▶ **Input rows**
******

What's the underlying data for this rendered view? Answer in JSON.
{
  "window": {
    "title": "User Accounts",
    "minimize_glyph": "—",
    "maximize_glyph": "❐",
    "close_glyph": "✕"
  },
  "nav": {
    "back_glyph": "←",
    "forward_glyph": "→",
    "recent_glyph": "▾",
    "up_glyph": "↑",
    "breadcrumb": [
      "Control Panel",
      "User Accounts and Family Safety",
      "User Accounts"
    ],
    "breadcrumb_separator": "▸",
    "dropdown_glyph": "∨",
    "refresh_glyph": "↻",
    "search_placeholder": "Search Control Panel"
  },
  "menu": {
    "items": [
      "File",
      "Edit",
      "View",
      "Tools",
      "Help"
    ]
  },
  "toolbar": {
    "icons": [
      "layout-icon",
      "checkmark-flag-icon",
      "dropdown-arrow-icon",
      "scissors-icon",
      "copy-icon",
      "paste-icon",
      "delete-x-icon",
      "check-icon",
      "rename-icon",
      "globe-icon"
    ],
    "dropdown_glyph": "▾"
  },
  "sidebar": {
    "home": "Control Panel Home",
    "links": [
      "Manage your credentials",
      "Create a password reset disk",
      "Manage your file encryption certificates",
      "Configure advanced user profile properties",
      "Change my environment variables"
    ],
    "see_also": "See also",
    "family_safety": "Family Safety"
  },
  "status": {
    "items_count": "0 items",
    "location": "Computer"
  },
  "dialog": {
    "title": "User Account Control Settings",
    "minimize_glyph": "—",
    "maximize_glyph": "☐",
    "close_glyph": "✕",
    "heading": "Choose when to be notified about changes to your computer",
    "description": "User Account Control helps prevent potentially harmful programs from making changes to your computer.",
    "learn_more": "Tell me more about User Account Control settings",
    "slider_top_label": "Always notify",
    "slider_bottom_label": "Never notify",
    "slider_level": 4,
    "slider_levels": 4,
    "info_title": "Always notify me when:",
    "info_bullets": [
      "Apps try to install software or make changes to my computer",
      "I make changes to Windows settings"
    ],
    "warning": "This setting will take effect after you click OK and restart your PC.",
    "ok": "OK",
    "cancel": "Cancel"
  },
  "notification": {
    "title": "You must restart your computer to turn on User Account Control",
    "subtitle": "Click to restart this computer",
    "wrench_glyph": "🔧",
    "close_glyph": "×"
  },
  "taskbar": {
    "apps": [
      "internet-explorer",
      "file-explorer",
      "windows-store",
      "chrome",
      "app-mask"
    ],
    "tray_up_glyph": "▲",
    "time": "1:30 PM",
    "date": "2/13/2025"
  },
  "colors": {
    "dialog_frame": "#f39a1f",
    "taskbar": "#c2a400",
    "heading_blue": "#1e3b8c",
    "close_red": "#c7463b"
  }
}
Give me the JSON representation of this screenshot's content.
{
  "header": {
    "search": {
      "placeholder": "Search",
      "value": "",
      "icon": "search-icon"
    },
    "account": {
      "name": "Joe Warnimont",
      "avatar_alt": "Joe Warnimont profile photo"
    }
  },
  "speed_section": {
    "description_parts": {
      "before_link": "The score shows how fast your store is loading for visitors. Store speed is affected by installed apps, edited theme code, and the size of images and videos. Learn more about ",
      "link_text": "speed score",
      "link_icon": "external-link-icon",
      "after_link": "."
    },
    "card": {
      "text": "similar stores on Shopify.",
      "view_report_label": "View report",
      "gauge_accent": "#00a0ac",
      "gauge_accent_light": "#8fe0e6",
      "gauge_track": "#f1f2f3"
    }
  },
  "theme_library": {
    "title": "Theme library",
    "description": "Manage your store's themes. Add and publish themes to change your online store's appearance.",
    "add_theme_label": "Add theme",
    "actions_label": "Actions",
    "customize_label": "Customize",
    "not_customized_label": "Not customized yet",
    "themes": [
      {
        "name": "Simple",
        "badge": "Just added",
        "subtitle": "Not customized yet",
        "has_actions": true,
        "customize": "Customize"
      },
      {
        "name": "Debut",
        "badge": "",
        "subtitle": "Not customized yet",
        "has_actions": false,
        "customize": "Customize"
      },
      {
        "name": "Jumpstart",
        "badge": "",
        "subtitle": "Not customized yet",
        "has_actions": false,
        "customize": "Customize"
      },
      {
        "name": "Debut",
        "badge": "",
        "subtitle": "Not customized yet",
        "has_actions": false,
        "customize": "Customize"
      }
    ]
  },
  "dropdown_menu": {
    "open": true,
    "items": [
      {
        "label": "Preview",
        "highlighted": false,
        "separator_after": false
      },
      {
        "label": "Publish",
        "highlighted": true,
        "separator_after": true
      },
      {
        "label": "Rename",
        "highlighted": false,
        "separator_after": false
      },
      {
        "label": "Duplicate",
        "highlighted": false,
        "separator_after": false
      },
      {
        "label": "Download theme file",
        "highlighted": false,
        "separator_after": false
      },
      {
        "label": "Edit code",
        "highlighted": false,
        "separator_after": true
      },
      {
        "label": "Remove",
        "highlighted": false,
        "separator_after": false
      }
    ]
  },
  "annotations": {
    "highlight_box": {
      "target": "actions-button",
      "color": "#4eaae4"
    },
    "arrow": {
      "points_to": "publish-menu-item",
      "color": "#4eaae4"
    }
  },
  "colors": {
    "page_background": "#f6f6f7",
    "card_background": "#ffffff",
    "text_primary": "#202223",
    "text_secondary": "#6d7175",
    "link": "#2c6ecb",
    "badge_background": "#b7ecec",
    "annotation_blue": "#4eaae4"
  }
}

******

▶ **Task goal**
Extract all of the material exactly as it is written.

▶ **Solution for this problem**
What's the underlying data for this rendered view? Answer in JSON.
{
  "window": {
    "title": "User Accounts",
    "minimize_glyph": "—",
    "maximize_glyph": "❐",
    "close_glyph": "✕"
  },
  "nav": {
    "back_glyph": "←",
    "forward_glyph": "→",
    "recent_glyph": "▾",
    "up_glyph": "↑",
    "breadcrumb": [
      "Control Panel",
      "User Accounts and Family Safety",
      "User Accounts"
    ],
    "breadcrumb_separator": "▸",
    "dropdown_glyph": "∨",
    "refresh_glyph": "↻",
    "search_placeholder": "Search Control Panel"
  },
  "menu": {
    "items": [
      "File",
      "Edit",
      "View",
      "Tools",
      "Help"
    ]
  },
  "toolbar": {
    "icons": [
      "layout-icon",
      "checkmark-flag-icon",
      "dropdown-arrow-icon",
      "scissors-icon",
      "copy-icon",
      "paste-icon",
      "delete-x-icon",
      "check-icon",
      "rename-icon",
      "globe-icon"
    ],
    "dropdown_glyph": "▾"
  },
  "sidebar": {
    "home": "Control Panel Home",
    "links": [
      "Manage your credentials",
      "Create a password reset disk",
      "Manage your file encryption certificates",
      "Configure advanced user profile properties",
      "Change my environment variables"
    ],
    "see_also": "See also",
    "family_safety": "Family Safety"
  },
  "status": {
    "items_count": "0 items",
    "location": "Computer"
  },
  "dialog": {
    "title": "User Account Control Settings",
    "minimize_glyph": "—",
    "maximize_glyph": "☐",
    "close_glyph": "✕",
    "heading": "Choose when to be notified about changes to your computer",
    "description": "User Account Control helps prevent potentially harmful programs from making changes to your computer.",
    "learn_more": "Tell me more about User Account Control settings",
    "slider_top_label": "Always notify",
    "slider_bottom_label": "Never notify",
    "slider_level": 4,
    "slider_levels": 4,
    "info_title": "Always notify me when:",
    "info_bullets": [
      "Apps try to install software or make changes to my computer",
      "I make changes to Windows settings"
    ],
    "warning": "This setting will take effect after you click OK and restart your PC.",
    "ok": "OK",
    "cancel": "Cancel"
  },
  "notification": {
    "title": "You must restart your computer to turn on User Account Control",
    "subtitle": "Click to restart this computer",
    "wrench_glyph": "🔧",
    "close_glyph": "×"
  },
  "taskbar": {
    "apps": [
      "internet-explorer",
      "file-explorer",
      "windows-store",
      "chrome",
      "app-mask"
    ],
    "tray_up_glyph": "▲",
    "time": "1:30 PM",
    "date": "2/13/2025"
  },
  "colors": {
    "dialog_frame": "#f39a1f",
    "taskbar": "#c2a400",
    "heading_blue": "#1e3b8c",
    "close_red": "#c7463b"
  }
}
Give me the JSON representation of this screenshot's content.
{
  "header": {
    "search": {
      "placeholder": "Search",
      "value": "",
      "icon": "search-icon"
    },
    "account": {
      "name": "Joe Warnimont",
      "avatar_alt": "Joe Warnimont profile photo"
    }
  },
  "speed_section": {
    "description_parts": {
      "before_link": "The score shows how fast your store is loading for visitors. Store speed is affected by installed apps, edited theme code, and the size of images and videos. Learn more about ",
      "link_text": "speed score",
      "link_icon": "external-link-icon",
      "after_link": "."
    },
    "card": {
      "text": "similar stores on Shopify.",
      "view_report_label": "View report",
      "gauge_accent": "#00a0ac",
      "gauge_accent_light": "#8fe0e6",
      "gauge_track": "#f1f2f3"
    }
  },
  "theme_library": {
    "title": "Theme library",
    "description": "Manage your store's themes. Add and publish themes to change your online store's appearance.",
    "add_theme_label": "Add theme",
    "actions_label": "Actions",
    "customize_label": "Customize",
    "not_customized_label": "Not customized yet",
    "themes": [
      {
        "name": "Simple",
        "badge": "Just added",
        "subtitle": "Not customized yet",
        "has_actions": true,
        "customize": "Customize"
      },
      {
        "name": "Debut",
        "badge": "",
        "subtitle": "Not customized yet",
        "has_actions": false,
        "customize": "Customize"
      },
      {
        "name": "Jumpstart",
        "badge": "",
        "subtitle": "Not customized yet",
        "has_actions": false,
        "customize": "Customize"
      },
      {
        "name": "Debut",
        "badge": "",
        "subtitle": "Not customized yet",
        "has_actions": false,
        "customize": "Customize"
      }
    ]
  },
  "dropdown_menu": {
    "open": true,
    "items": [
      {
        "label": "Preview",
        "highlighted": false,
        "separator_after": false
      },
      {
        "label": "Publish",
        "highlighted": true,
        "separator_after": true
      },
      {
        "label": "Rename",
        "highlighted": false,
        "separator_after": false
      },
      {
        "label": "Duplicate",
        "highlighted": false,
        "separator_after": false
      },
      {
        "label": "Download theme file",
        "highlighted": false,
        "separator_after": false
      },
      {
        "label": "Edit code",
        "highlighted": false,
        "separator_after": true
      },
      {
        "label": "Remove",
        "highlighted": false,
        "separator_after": false
      }
    ]
  },
  "annotations": {
    "highlight_box": {
      "target": "actions-button",
      "color": "#4eaae4"
    },
    "arrow": {
      "points_to": "publish-menu-item",
      "color": "#4eaae4"
    }
  },
  "colors": {
    "page_background": "#f6f6f7",
    "card_background": "#ffffff",
    "text_primary": "#202223",
    "text_secondary": "#6d7175",
    "link": "#2c6ecb",
    "badge_background": "#b7ecec",
    "annotation_blue": "#4eaae4"
  }
}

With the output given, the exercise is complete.